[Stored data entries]
++++++

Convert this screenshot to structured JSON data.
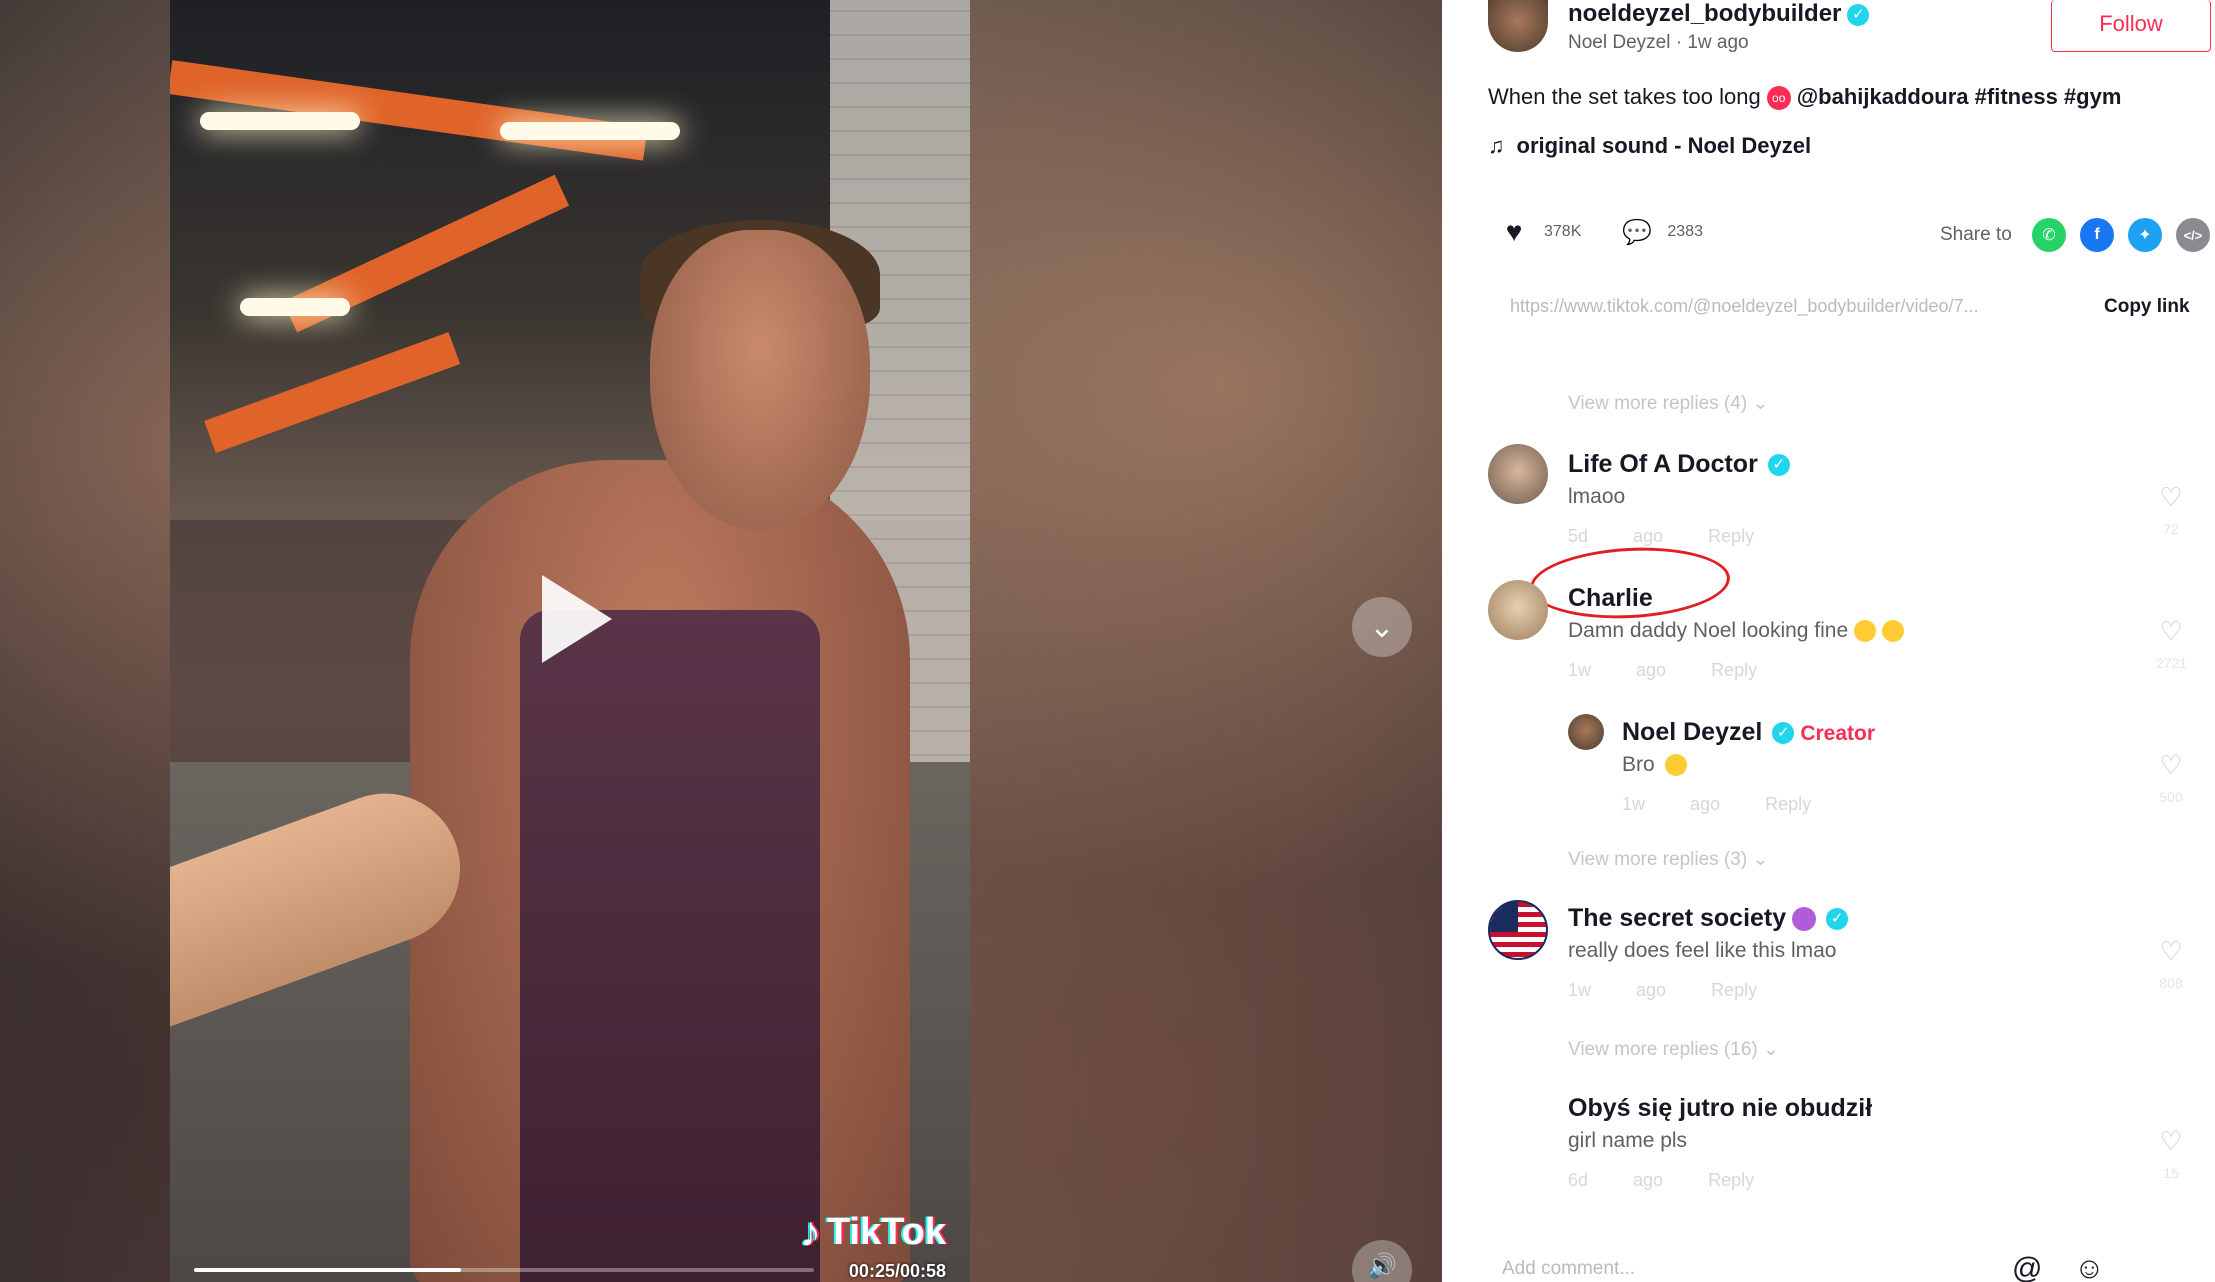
{
  "video": {
    "watermark": "TikTok",
    "time": "00:25/00:58",
    "progress_fraction": 0.43
  },
  "author": {
    "username": "noeldeyzel_bodybuilder",
    "subline": "Noel Deyzel · 1w ago",
    "follow_label": "Follow"
  },
  "caption": {
    "text": "When the set takes too long",
    "mention": "@bahijkaddoura",
    "tags": "#fitness #gym"
  },
  "sound": {
    "label": "original sound - Noel Deyzel"
  },
  "stats": {
    "likes": "378K",
    "comments": "2383"
  },
  "share": {
    "label": "Share to",
    "icons": [
      "whatsapp-icon",
      "facebook-icon",
      "twitter-icon",
      "embed-icon"
    ],
    "colors": {
      "whatsapp": "#25d366",
      "facebook": "#1877f2",
      "twitter": "#1da1f2",
      "embed": "#8a8b91"
    }
  },
  "link": {
    "url": "https://www.tiktok.com/@noeldeyzel_bodybuilder/video/7...",
    "copy_label": "Copy link"
  },
  "comments": {
    "view_more_1": "View more replies (4)",
    "c1": {
      "name": "Life Of A Doctor",
      "text": "lmaoo",
      "date": "5d ago",
      "reply": "Reply",
      "likes": "72"
    },
    "c2": {
      "name": "Charlie",
      "text": "Damn daddy Noel looking fine",
      "date": "1w ago",
      "reply": "Reply",
      "likes": "2721"
    },
    "c2_reply": {
      "name": "Noel Deyzel",
      "badge": "Creator",
      "text": "Bro",
      "date": "1w ago",
      "reply": "Reply",
      "likes": "500"
    },
    "view_more_2": "View more replies (3)",
    "c3": {
      "name": "The secret society",
      "text": "really does feel like this lmao",
      "date": "1w ago",
      "reply": "Reply",
      "likes": "808"
    },
    "view_more_3": "View more replies (16)",
    "c4": {
      "name": "Obyś się jutro nie obudził",
      "text": "girl name pls",
      "date": "6d ago",
      "reply": "Reply",
      "likes": "15"
    }
  },
  "footer": {
    "add_comment_placeholder": "Add comment..."
  },
  "colors": {
    "accent": "#fe2c55",
    "verified": "#20d5ec",
    "annotation": "#e02020"
  }
}
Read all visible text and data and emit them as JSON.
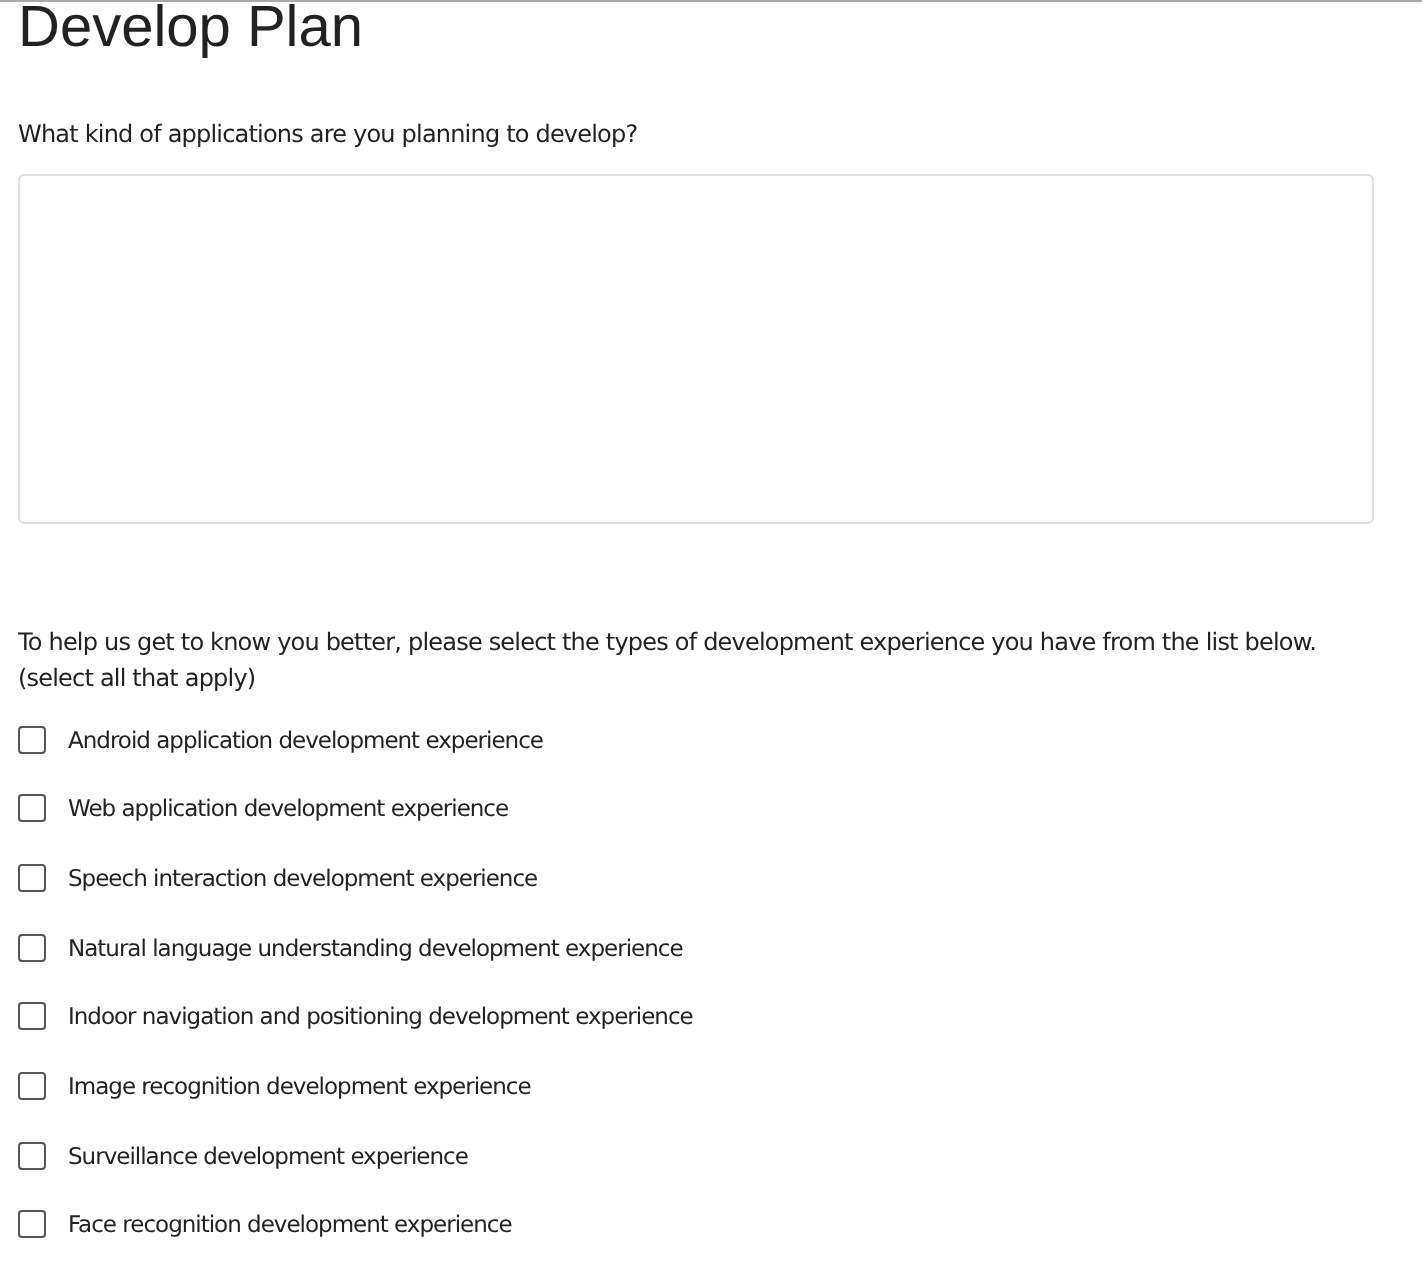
{
  "title": "Develop Plan",
  "question": {
    "label": "What kind of applications are you planning to develop?"
  },
  "experience": {
    "prompt": "To help us get to know you better, please select the types of development experience you have from the list below.",
    "hint": "(select all that apply)",
    "options": [
      {
        "label": "Android application development experience",
        "checked": false
      },
      {
        "label": "Web application development experience",
        "checked": false
      },
      {
        "label": "Speech interaction development experience",
        "checked": false
      },
      {
        "label": "Natural language understanding development experience",
        "checked": false
      },
      {
        "label": "Indoor navigation and positioning development experience",
        "checked": false
      },
      {
        "label": "Image recognition development experience",
        "checked": false
      },
      {
        "label": "Surveillance development experience",
        "checked": false
      },
      {
        "label": "Face recognition development experience",
        "checked": false
      }
    ]
  }
}
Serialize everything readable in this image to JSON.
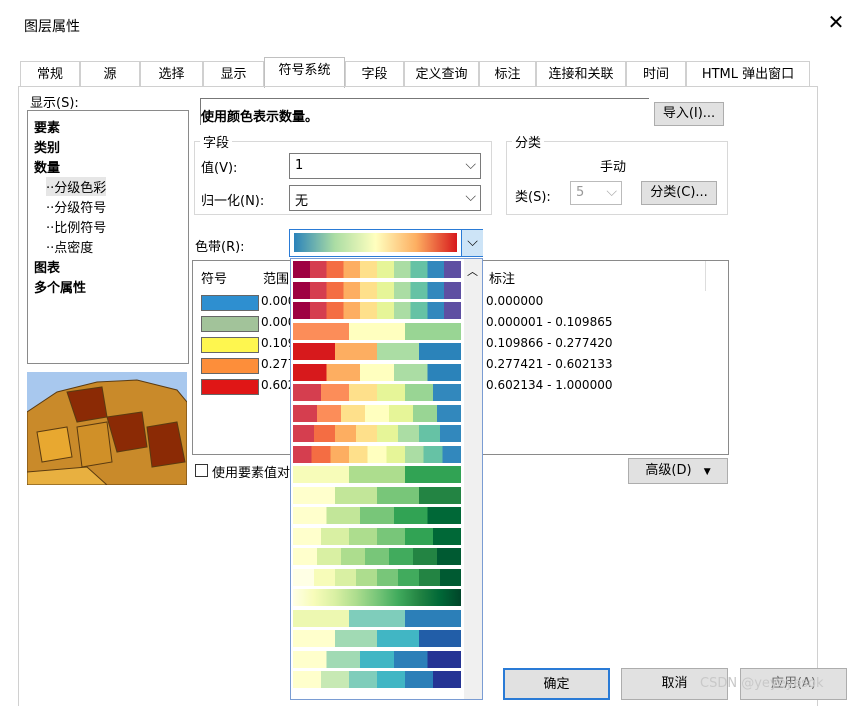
{
  "window": {
    "title": "图层属性",
    "close_symbol": "✕"
  },
  "tabs": [
    "常规",
    "源",
    "选择",
    "显示",
    "符号系统",
    "字段",
    "定义查询",
    "标注",
    "连接和关联",
    "时间",
    "HTML 弹出窗口"
  ],
  "active_tab": "符号系统",
  "left": {
    "show_label": "显示(S):",
    "items": [
      {
        "label": "要素",
        "bold": true
      },
      {
        "label": "类别",
        "bold": true
      },
      {
        "label": "数量",
        "bold": true
      },
      {
        "label": "分级色彩",
        "bold": false,
        "indent": true
      },
      {
        "label": "分级符号",
        "bold": false,
        "indent": true
      },
      {
        "label": "比例符号",
        "bold": false,
        "indent": true
      },
      {
        "label": "点密度",
        "bold": false,
        "indent": true
      },
      {
        "label": "图表",
        "bold": true
      },
      {
        "label": "多个属性",
        "bold": true
      }
    ]
  },
  "main": {
    "heading": "使用颜色表示数量。",
    "import_button": "导入(I)...",
    "field_group": "字段",
    "value_label": "值(V):",
    "value": "1",
    "normalize_label": "归一化(N):",
    "normalize": "无",
    "classification_group": "分类",
    "method": "手动",
    "classes_label": "类(S):",
    "classes": "5",
    "classify_button": "分类(C)...",
    "ramp_label": "色带(R):",
    "table_headers": {
      "symbol": "符号",
      "range": "范围",
      "label": "标注"
    },
    "rows": [
      {
        "color": "#2e8fd0",
        "range": "0.000000",
        "label": "0.000000"
      },
      {
        "color": "#a2c39a",
        "range": "0.000001 - 0.109865",
        "label": "0.000001 - 0.109865"
      },
      {
        "color": "#fef64f",
        "range": "0.109866 - 0.277420",
        "label": "0.109866 - 0.277420"
      },
      {
        "color": "#fd8e3a",
        "range": "0.277421 - 0.602133",
        "label": "0.277421 - 0.602133"
      },
      {
        "color": "#e01616",
        "range": "0.602134 - 1.000000",
        "label": "0.602134 - 1.000000"
      }
    ],
    "use_feature_values": "使用要素值对",
    "advanced_button": "高级(D)"
  },
  "footer": {
    "ok": "确定",
    "cancel": "取消",
    "apply": "应用(A)"
  },
  "watermark": "CSDN @yeyeyesok"
}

++++++

Write out all the entries again, word for word, and print no images.

Correct answer:
Convert this screenshot to structured JSON data.
{
  "video": {
    "watermark": "TikTok",
    "time": "00:25/00:58",
    "progress_fraction": 0.43
  },
  "author": {
    "username": "noeldeyzel_bodybuilder",
    "subline": "Noel Deyzel · 1w ago",
    "follow_label": "Follow"
  },
  "caption": {
    "text": "When the set takes too long",
    "mention": "@bahijkaddoura",
    "tags": "#fitness #gym"
  },
  "sound": {
    "label": "original sound - Noel Deyzel"
  },
  "stats": {
    "likes": "378K",
    "comments": "2383"
  },
  "share": {
    "label": "Share to",
    "icons": [
      "whatsapp-icon",
      "facebook-icon",
      "twitter-icon",
      "embed-icon"
    ],
    "colors": {
      "whatsapp": "#25d366",
      "facebook": "#1877f2",
      "twitter": "#1da1f2",
      "embed": "#8a8b91"
    }
  },
  "link": {
    "url": "https://www.tiktok.com/@noeldeyzel_bodybuilder/video/7...",
    "copy_label": "Copy link"
  },
  "comments": {
    "view_more_1": "View more replies (4)",
    "c1": {
      "name": "Life Of A Doctor",
      "text": "lmaoo",
      "date": "5d ago",
      "reply": "Reply",
      "likes": "72"
    },
    "c2": {
      "name": "Charlie",
      "text": "Damn daddy Noel looking fine",
      "date": "1w ago",
      "reply": "Reply",
      "likes": "2721"
    },
    "c2_reply": {
      "name": "Noel Deyzel",
      "badge": "Creator",
      "text": "Bro",
      "date": "1w ago",
      "reply": "Reply",
      "likes": "500"
    },
    "view_more_2": "View more replies (3)",
    "c3": {
      "name": "The secret society",
      "text": "really does feel like this lmao",
      "date": "1w ago",
      "reply": "Reply",
      "likes": "808"
    },
    "view_more_3": "View more replies (16)",
    "c4": {
      "name": "Obyś się jutro nie obudził",
      "text": "girl name pls",
      "date": "6d ago",
      "reply": "Reply",
      "likes": "15"
    }
  },
  "footer": {
    "add_comment_placeholder": "Add comment..."
  },
  "colors": {
    "accent": "#fe2c55",
    "verified": "#20d5ec",
    "annotation": "#e02020"
  }
}
Read all visible text and data and emit them as JSON.
{
  "title": "Develop Plan",
  "question": {
    "label": "What kind of applications are you planning to develop?"
  },
  "experience": {
    "prompt": "To help us get to know you better, please select the types of development experience you have from the list below.",
    "hint": "(select all that apply)",
    "options": [
      {
        "label": "Android application development experience",
        "checked": false
      },
      {
        "label": "Web application development experience",
        "checked": false
      },
      {
        "label": "Speech interaction development experience",
        "checked": false
      },
      {
        "label": "Natural language understanding development experience",
        "checked": false
      },
      {
        "label": "Indoor navigation and positioning development experience",
        "checked": false
      },
      {
        "label": "Image recognition development experience",
        "checked": false
      },
      {
        "label": "Surveillance development experience",
        "checked": false
      },
      {
        "label": "Face recognition development experience",
        "checked": false
      }
    ]
  }
}
Serialize everything readable in this image to JSON.
{
  "window": {
    "title": "图层属性",
    "close_symbol": "✕"
  },
  "tabs": [
    "常规",
    "源",
    "选择",
    "显示",
    "符号系统",
    "字段",
    "定义查询",
    "标注",
    "连接和关联",
    "时间",
    "HTML 弹出窗口"
  ],
  "active_tab": "符号系统",
  "left": {
    "show_label": "显示(S):",
    "items": [
      {
        "label": "要素",
        "bold": true
      },
      {
        "label": "类别",
        "bold": true
      },
      {
        "label": "数量",
        "bold": true
      },
      {
        "label": "分级色彩",
        "bold": false,
        "indent": true
      },
      {
        "label": "分级符号",
        "bold": false,
        "indent": true
      },
      {
        "label": "比例符号",
        "bold": false,
        "indent": true
      },
      {
        "label": "点密度",
        "bold": false,
        "indent": true
      },
      {
        "label": "图表",
        "bold": true
      },
      {
        "label": "多个属性",
        "bold": true
      }
    ]
  },
  "main": {
    "heading": "使用颜色表示数量。",
    "import_button": "导入(I)...",
    "field_group": "字段",
    "value_label": "值(V):",
    "value": "1",
    "normalize_label": "归一化(N):",
    "normalize": "无",
    "classification_group": "分类",
    "method": "手动",
    "classes_label": "类(S):",
    "classes": "5",
    "classify_button": "分类(C)...",
    "ramp_label": "色带(R):",
    "table_headers": {
      "symbol": "符号",
      "range": "范围",
      "label": "标注"
    },
    "rows": [
      {
        "color": "#2e8fd0",
        "range": "0.000000",
        "label": "0.000000"
      },
      {
        "color": "#a2c39a",
        "range": "0.000001 - 0.109865",
        "label": "0.000001 - 0.109865"
      },
      {
        "color": "#fef64f",
        "range": "0.109866 - 0.277420",
        "label": "0.109866 - 0.277420"
      },
      {
        "color": "#fd8e3a",
        "range": "0.277421 - 0.602133",
        "label": "0.277421 - 0.602133"
      },
      {
        "color": "#e01616",
        "range": "0.602134 - 1.000000",
        "label": "0.602134 - 1.000000"
      }
    ],
    "use_feature_values": "使用要素值对",
    "advanced_button": "高级(D)"
  },
  "footer": {
    "ok": "确定",
    "cancel": "取消",
    "apply": "应用(A)"
  },
  "watermark": "CSDN @yeyeyesok"
}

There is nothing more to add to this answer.